### Required task
Search the material and gather each line with "Sunday" in it.

### Supplied records
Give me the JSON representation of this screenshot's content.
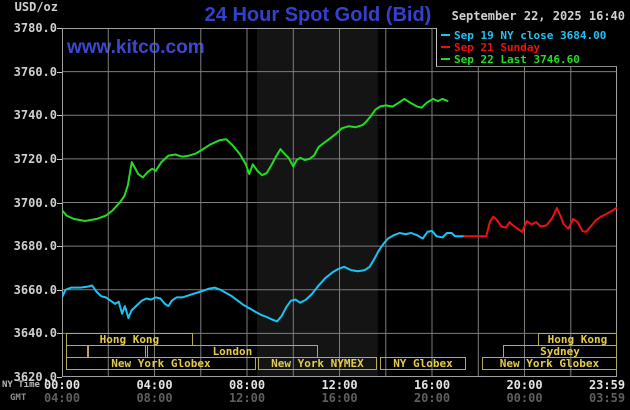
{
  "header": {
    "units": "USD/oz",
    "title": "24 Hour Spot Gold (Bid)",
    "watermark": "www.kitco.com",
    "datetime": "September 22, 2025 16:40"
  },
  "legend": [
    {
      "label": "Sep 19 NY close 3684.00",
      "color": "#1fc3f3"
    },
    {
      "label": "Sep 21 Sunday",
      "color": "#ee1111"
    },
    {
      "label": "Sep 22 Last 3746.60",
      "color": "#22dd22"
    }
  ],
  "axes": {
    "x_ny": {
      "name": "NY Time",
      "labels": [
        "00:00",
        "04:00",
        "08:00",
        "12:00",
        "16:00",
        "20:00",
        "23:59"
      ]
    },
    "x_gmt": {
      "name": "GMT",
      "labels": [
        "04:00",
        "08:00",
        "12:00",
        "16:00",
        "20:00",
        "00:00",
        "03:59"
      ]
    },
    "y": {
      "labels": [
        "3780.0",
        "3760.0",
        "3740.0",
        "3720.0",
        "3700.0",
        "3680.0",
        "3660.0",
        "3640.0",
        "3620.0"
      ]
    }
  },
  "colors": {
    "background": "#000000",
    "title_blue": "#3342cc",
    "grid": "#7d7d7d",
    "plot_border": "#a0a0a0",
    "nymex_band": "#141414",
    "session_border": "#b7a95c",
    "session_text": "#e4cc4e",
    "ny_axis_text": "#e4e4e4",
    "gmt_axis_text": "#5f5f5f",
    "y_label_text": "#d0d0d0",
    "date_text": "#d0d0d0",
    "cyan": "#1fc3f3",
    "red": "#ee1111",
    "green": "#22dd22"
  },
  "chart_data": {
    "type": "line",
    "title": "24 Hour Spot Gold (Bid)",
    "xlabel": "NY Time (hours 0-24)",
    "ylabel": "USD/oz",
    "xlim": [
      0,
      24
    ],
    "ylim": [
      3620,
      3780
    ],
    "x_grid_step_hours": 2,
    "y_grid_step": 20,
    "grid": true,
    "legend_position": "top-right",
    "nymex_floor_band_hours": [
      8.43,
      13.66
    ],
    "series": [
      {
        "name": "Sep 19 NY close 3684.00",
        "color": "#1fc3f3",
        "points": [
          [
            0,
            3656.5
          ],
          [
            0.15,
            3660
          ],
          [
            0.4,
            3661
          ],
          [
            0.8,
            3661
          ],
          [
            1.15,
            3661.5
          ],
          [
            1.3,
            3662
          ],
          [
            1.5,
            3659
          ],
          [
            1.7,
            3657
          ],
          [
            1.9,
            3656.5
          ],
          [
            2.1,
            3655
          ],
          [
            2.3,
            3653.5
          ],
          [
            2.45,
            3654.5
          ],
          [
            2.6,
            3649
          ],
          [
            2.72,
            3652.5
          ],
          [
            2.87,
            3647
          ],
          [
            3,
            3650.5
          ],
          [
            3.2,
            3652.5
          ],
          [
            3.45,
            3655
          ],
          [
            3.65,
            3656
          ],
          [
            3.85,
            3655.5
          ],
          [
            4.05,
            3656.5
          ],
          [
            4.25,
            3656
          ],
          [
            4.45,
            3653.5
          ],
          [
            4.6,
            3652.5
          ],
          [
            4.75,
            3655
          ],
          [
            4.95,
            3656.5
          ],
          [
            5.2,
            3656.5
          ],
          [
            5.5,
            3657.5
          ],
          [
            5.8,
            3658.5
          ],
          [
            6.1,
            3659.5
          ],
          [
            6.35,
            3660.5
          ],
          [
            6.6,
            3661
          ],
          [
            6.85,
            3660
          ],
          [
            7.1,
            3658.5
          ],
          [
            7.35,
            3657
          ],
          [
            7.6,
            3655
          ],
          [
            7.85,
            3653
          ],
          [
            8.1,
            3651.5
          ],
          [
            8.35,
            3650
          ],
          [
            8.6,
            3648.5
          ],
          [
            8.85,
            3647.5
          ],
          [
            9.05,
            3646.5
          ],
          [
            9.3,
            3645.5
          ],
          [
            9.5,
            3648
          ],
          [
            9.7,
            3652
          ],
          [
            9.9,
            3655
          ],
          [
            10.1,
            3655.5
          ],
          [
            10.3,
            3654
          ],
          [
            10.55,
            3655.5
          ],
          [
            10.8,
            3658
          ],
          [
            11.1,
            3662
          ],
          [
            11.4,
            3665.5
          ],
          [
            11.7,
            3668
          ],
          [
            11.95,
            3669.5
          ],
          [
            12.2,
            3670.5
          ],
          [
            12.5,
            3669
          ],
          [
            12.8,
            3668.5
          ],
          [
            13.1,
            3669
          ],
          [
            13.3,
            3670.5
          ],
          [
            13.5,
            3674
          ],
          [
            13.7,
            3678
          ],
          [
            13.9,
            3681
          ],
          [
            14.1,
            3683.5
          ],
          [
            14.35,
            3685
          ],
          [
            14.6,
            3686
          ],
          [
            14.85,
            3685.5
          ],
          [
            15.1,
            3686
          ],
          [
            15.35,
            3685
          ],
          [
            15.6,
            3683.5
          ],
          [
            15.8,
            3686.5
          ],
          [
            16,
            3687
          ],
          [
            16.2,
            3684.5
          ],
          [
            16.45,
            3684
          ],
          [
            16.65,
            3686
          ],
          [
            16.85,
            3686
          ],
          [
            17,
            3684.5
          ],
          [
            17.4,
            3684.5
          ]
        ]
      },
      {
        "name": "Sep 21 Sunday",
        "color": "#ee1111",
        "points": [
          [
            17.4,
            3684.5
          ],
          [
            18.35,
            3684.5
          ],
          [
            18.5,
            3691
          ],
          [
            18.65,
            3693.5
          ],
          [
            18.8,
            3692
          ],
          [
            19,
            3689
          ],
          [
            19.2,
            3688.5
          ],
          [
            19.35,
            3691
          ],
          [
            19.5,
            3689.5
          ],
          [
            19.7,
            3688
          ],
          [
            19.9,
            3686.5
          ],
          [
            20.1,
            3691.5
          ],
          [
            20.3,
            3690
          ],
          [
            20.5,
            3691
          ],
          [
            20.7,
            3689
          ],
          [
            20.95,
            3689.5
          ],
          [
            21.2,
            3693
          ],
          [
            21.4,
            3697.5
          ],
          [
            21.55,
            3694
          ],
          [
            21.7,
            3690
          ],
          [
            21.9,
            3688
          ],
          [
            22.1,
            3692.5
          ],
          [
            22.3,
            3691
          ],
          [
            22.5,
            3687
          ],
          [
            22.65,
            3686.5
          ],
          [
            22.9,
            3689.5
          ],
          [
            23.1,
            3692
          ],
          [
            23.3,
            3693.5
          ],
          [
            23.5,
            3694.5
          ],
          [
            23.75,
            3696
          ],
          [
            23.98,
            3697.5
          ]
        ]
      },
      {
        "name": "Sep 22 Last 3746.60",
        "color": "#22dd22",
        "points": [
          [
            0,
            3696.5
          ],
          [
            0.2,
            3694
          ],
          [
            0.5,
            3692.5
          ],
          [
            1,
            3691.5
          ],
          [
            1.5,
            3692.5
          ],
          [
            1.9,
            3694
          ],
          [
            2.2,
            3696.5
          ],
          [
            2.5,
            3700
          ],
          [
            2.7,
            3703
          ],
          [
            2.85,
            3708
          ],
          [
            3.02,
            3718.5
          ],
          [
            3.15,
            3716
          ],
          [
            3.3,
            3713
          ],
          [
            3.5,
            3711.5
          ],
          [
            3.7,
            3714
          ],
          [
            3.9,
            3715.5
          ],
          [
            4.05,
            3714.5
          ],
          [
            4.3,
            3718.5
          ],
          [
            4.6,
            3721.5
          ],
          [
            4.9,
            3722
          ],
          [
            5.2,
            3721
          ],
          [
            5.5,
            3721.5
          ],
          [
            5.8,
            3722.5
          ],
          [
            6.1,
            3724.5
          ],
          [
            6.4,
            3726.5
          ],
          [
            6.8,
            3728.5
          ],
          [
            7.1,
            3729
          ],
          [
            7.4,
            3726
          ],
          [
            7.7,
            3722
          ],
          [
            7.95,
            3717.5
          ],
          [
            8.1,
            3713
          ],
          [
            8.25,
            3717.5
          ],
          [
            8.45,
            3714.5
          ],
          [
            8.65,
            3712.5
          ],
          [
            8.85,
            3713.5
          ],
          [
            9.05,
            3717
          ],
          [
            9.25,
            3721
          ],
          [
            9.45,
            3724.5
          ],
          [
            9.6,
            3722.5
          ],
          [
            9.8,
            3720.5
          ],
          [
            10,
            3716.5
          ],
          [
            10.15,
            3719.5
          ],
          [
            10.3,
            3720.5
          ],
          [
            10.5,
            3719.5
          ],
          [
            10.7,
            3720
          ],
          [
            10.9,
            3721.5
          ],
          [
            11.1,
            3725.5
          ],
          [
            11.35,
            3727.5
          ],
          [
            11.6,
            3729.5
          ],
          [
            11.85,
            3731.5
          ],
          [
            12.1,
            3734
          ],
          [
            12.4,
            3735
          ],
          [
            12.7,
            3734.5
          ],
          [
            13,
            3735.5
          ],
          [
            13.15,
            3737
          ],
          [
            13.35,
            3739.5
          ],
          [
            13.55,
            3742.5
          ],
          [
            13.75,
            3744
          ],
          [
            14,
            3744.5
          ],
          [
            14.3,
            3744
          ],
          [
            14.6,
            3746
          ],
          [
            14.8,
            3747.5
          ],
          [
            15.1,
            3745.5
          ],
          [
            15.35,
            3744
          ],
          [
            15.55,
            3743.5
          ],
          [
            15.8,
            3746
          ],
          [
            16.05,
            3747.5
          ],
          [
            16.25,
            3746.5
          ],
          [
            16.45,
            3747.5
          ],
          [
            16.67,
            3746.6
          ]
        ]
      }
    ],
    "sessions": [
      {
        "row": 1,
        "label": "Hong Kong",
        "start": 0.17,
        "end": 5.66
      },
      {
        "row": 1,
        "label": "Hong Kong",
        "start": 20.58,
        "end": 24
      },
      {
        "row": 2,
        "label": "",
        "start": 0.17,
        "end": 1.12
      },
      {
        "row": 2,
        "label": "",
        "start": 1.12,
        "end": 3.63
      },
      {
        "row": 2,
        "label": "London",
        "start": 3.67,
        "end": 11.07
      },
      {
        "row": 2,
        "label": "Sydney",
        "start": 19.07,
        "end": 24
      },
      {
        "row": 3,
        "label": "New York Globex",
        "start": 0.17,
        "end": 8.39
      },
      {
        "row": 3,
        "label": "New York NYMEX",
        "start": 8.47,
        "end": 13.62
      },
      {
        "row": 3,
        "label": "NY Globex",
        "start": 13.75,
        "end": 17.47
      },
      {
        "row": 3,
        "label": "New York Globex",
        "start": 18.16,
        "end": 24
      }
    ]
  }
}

### Reply
      "label": "Sep 21 Sunday",
        "name": "Sep 21 Sunday",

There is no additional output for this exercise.